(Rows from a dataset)
+===+

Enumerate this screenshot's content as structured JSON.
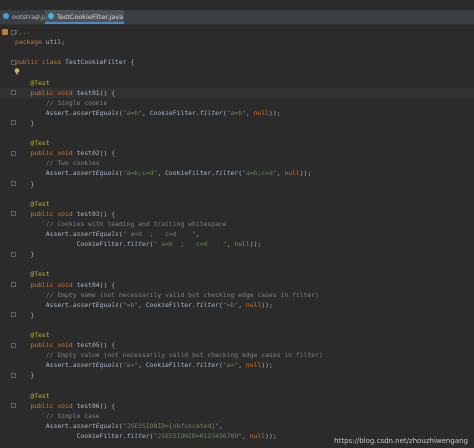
{
  "tabs": [
    {
      "label": "ootstrap.java",
      "close": "×",
      "icon": "class-icon",
      "active": false
    },
    {
      "label": "TestCookieFilter.java",
      "close": "×",
      "icon": "test-class-icon",
      "active": true
    }
  ],
  "code": [
    {
      "segments": [
        {
          "t": "/...",
          "c": "cmt"
        }
      ],
      "fold": true,
      "bookmark": true
    },
    {
      "segments": [
        {
          "t": "package",
          "c": "kw"
        },
        {
          "t": " util;",
          "c": ""
        }
      ]
    },
    {
      "segments": []
    },
    {
      "segments": [
        {
          "t": "public class ",
          "c": "kw"
        },
        {
          "t": "TestCookieFilter ",
          "c": ""
        },
        {
          "t": "{",
          "c": ""
        }
      ],
      "fold": true
    },
    {
      "segments": [
        {
          "t": "",
          "c": ""
        }
      ],
      "bulb": true
    },
    {
      "segments": [
        {
          "t": "    @Test",
          "c": "ann"
        }
      ]
    },
    {
      "segments": [
        {
          "t": "    public void ",
          "c": "kw"
        },
        {
          "t": "test01() {",
          "c": ""
        }
      ],
      "fold": true,
      "current": true
    },
    {
      "segments": [
        {
          "t": "        // Single cookie",
          "c": "cmt"
        }
      ]
    },
    {
      "segments": [
        {
          "t": "        Assert.",
          "c": ""
        },
        {
          "t": "assertEquals",
          "c": "ital"
        },
        {
          "t": "(",
          "c": ""
        },
        {
          "t": "\"a=b\"",
          "c": "str"
        },
        {
          "t": ", CookieFilter.",
          "c": ""
        },
        {
          "t": "filter",
          "c": "ital"
        },
        {
          "t": "(",
          "c": ""
        },
        {
          "t": "\"a=b\"",
          "c": "str"
        },
        {
          "t": ", ",
          "c": ""
        },
        {
          "t": "null",
          "c": "kw"
        },
        {
          "t": "));",
          "c": ""
        }
      ]
    },
    {
      "segments": [
        {
          "t": "    }",
          "c": ""
        }
      ],
      "fold": true
    },
    {
      "segments": []
    },
    {
      "segments": [
        {
          "t": "    @Test",
          "c": "ann"
        }
      ]
    },
    {
      "segments": [
        {
          "t": "    public void ",
          "c": "kw"
        },
        {
          "t": "test02() {",
          "c": ""
        }
      ],
      "fold": true
    },
    {
      "segments": [
        {
          "t": "        // Two cookies",
          "c": "cmt"
        }
      ]
    },
    {
      "segments": [
        {
          "t": "        Assert.",
          "c": ""
        },
        {
          "t": "assertEquals",
          "c": "ital"
        },
        {
          "t": "(",
          "c": ""
        },
        {
          "t": "\"a=b;c=d\"",
          "c": "str"
        },
        {
          "t": ", CookieFilter.",
          "c": ""
        },
        {
          "t": "filter",
          "c": "ital"
        },
        {
          "t": "(",
          "c": ""
        },
        {
          "t": "\"a=b;c=d\"",
          "c": "str"
        },
        {
          "t": ", ",
          "c": ""
        },
        {
          "t": "null",
          "c": "kw"
        },
        {
          "t": "));",
          "c": ""
        }
      ]
    },
    {
      "segments": [
        {
          "t": "    }",
          "c": ""
        }
      ],
      "fold": true
    },
    {
      "segments": []
    },
    {
      "segments": [
        {
          "t": "    @Test",
          "c": "ann"
        }
      ]
    },
    {
      "segments": [
        {
          "t": "    public void ",
          "c": "kw"
        },
        {
          "t": "test03() {",
          "c": ""
        }
      ],
      "fold": true
    },
    {
      "segments": [
        {
          "t": "        // Cookies with leading and trailing whitespace",
          "c": "cmt"
        }
      ]
    },
    {
      "segments": [
        {
          "t": "        Assert.",
          "c": ""
        },
        {
          "t": "assertEquals",
          "c": "ital"
        },
        {
          "t": "(",
          "c": ""
        },
        {
          "t": "\" a=b  ;   c=d    \"",
          "c": "str"
        },
        {
          "t": ",",
          "c": ""
        }
      ]
    },
    {
      "segments": [
        {
          "t": "                CookieFilter.",
          "c": ""
        },
        {
          "t": "filter",
          "c": "ital"
        },
        {
          "t": "(",
          "c": ""
        },
        {
          "t": "\" a=b  ;   c=d    \"",
          "c": "str"
        },
        {
          "t": ", ",
          "c": ""
        },
        {
          "t": "null",
          "c": "kw"
        },
        {
          "t": "));",
          "c": ""
        }
      ]
    },
    {
      "segments": [
        {
          "t": "    }",
          "c": ""
        }
      ],
      "fold": true
    },
    {
      "segments": []
    },
    {
      "segments": [
        {
          "t": "    @Test",
          "c": "ann"
        }
      ]
    },
    {
      "segments": [
        {
          "t": "    public void ",
          "c": "kw"
        },
        {
          "t": "test04() {",
          "c": ""
        }
      ],
      "fold": true
    },
    {
      "segments": [
        {
          "t": "        // Empty name (not necessarily valid but checking edge cases in filter)",
          "c": "cmt"
        }
      ]
    },
    {
      "segments": [
        {
          "t": "        Assert.",
          "c": ""
        },
        {
          "t": "assertEquals",
          "c": "ital"
        },
        {
          "t": "(",
          "c": ""
        },
        {
          "t": "\"=b\"",
          "c": "str"
        },
        {
          "t": ", CookieFilter.",
          "c": ""
        },
        {
          "t": "filter",
          "c": "ital"
        },
        {
          "t": "(",
          "c": ""
        },
        {
          "t": "\"=b\"",
          "c": "str"
        },
        {
          "t": ", ",
          "c": ""
        },
        {
          "t": "null",
          "c": "kw"
        },
        {
          "t": "));",
          "c": ""
        }
      ]
    },
    {
      "segments": [
        {
          "t": "    }",
          "c": ""
        }
      ],
      "fold": true
    },
    {
      "segments": []
    },
    {
      "segments": [
        {
          "t": "    @Test",
          "c": "ann"
        }
      ]
    },
    {
      "segments": [
        {
          "t": "    public void ",
          "c": "kw"
        },
        {
          "t": "test05() {",
          "c": ""
        }
      ],
      "fold": true
    },
    {
      "segments": [
        {
          "t": "        // Empty value (not necessarily valid but checking edge cases in filter)",
          "c": "cmt"
        }
      ]
    },
    {
      "segments": [
        {
          "t": "        Assert.",
          "c": ""
        },
        {
          "t": "assertEquals",
          "c": "ital"
        },
        {
          "t": "(",
          "c": ""
        },
        {
          "t": "\"a=\"",
          "c": "str"
        },
        {
          "t": ", CookieFilter.",
          "c": ""
        },
        {
          "t": "filter",
          "c": "ital"
        },
        {
          "t": "(",
          "c": ""
        },
        {
          "t": "\"a=\"",
          "c": "str"
        },
        {
          "t": ", ",
          "c": ""
        },
        {
          "t": "null",
          "c": "kw"
        },
        {
          "t": "));",
          "c": ""
        }
      ]
    },
    {
      "segments": [
        {
          "t": "    }",
          "c": ""
        }
      ],
      "fold": true
    },
    {
      "segments": []
    },
    {
      "segments": [
        {
          "t": "    @Test",
          "c": "ann"
        }
      ]
    },
    {
      "segments": [
        {
          "t": "    public void ",
          "c": "kw"
        },
        {
          "t": "test06() {",
          "c": ""
        }
      ],
      "fold": true
    },
    {
      "segments": [
        {
          "t": "        // Simple case",
          "c": "cmt"
        }
      ]
    },
    {
      "segments": [
        {
          "t": "        Assert.",
          "c": ""
        },
        {
          "t": "assertEquals",
          "c": "ital"
        },
        {
          "t": "(",
          "c": ""
        },
        {
          "t": "\"JSESSIONID=[obfuscated]\"",
          "c": "str"
        },
        {
          "t": ",",
          "c": ""
        }
      ]
    },
    {
      "segments": [
        {
          "t": "                CookieFilter.",
          "c": ""
        },
        {
          "t": "filter",
          "c": "ital"
        },
        {
          "t": "(",
          "c": ""
        },
        {
          "t": "\"JSESSIONID=0123456789\"",
          "c": "str"
        },
        {
          "t": ", ",
          "c": ""
        },
        {
          "t": "null",
          "c": "kw"
        },
        {
          "t": "));",
          "c": ""
        }
      ]
    }
  ],
  "watermark": "https://blog.csdn.net/zhouzhiwengang",
  "colors": {
    "background": "#2b2b2b",
    "keyword": "#cc7832",
    "annotation": "#bbb529",
    "string": "#6a8759",
    "comment": "#808080",
    "text": "#a9b7c6",
    "tab_accent": "#4a88c7"
  }
}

+===+

Task brief:
Find the lines containing "Empty" and pull them out.

Response:
          "t": "        // Empty name (not necessarily valid but checking edge cases in filter)",
          "t": "        // Empty value (not necessarily valid but checking edge cases in filter)",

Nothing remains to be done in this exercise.